> [EXERCISE AIM] Return the entries below in their exact form, leaving the pictures out.
— Start of THE RECORDS —
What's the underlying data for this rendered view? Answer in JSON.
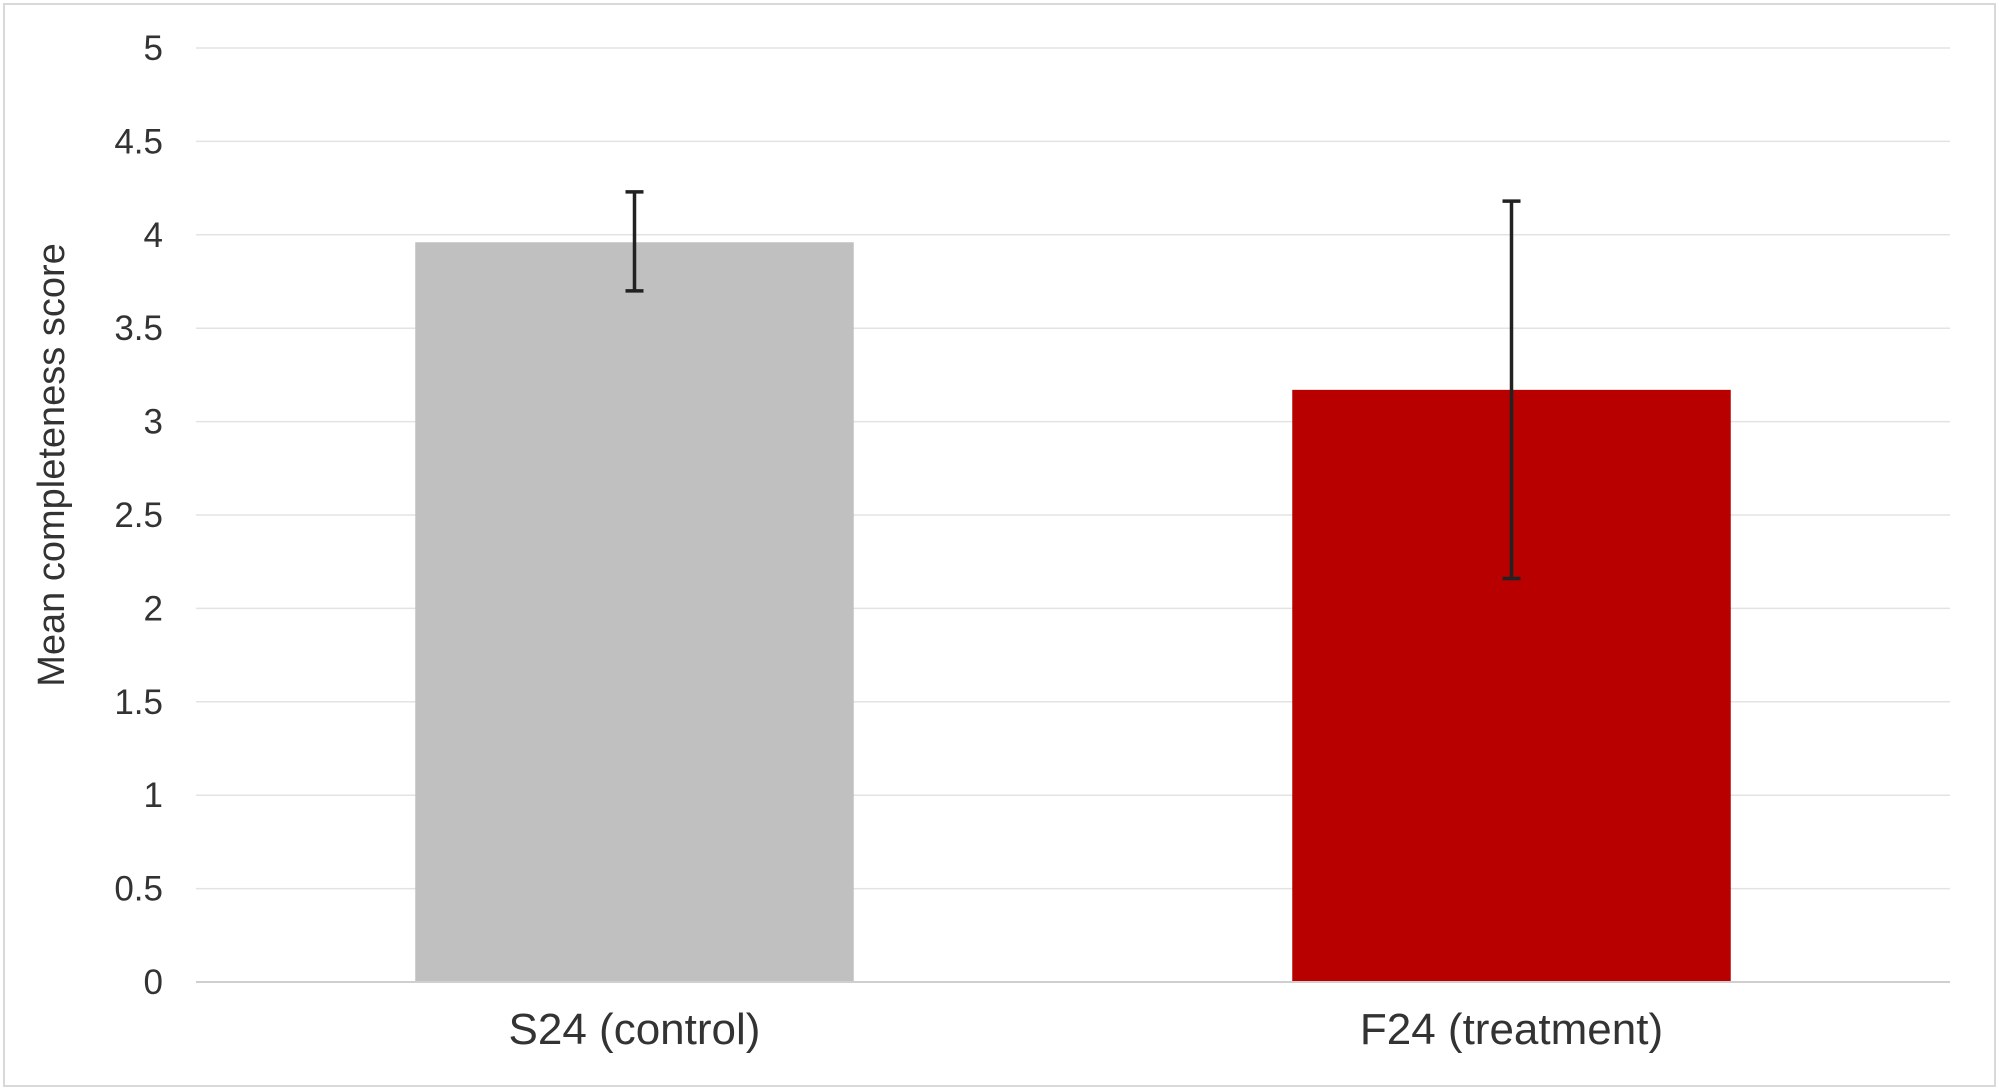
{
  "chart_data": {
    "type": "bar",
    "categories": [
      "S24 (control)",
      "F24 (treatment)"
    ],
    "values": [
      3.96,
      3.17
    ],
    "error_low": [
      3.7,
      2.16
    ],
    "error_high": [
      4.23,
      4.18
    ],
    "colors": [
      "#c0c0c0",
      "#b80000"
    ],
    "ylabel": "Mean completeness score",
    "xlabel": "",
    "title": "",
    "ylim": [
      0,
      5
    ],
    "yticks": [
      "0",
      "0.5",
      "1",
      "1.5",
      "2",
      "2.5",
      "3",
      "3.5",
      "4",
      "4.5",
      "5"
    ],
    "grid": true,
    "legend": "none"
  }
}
— End of THE RECORDS —
> [RESPONSE FOR THIS EXERCISE]
What's the underlying data for this rendered view? Answer in JSON.
{
  "chart_data": {
    "type": "bar",
    "categories": [
      "S24 (control)",
      "F24 (treatment)"
    ],
    "values": [
      3.96,
      3.17
    ],
    "error_low": [
      3.7,
      2.16
    ],
    "error_high": [
      4.23,
      4.18
    ],
    "colors": [
      "#c0c0c0",
      "#b80000"
    ],
    "ylabel": "Mean completeness score",
    "xlabel": "",
    "title": "",
    "ylim": [
      0,
      5
    ],
    "yticks": [
      "0",
      "0.5",
      "1",
      "1.5",
      "2",
      "2.5",
      "3",
      "3.5",
      "4",
      "4.5",
      "5"
    ],
    "grid": true,
    "legend": "none"
  }
}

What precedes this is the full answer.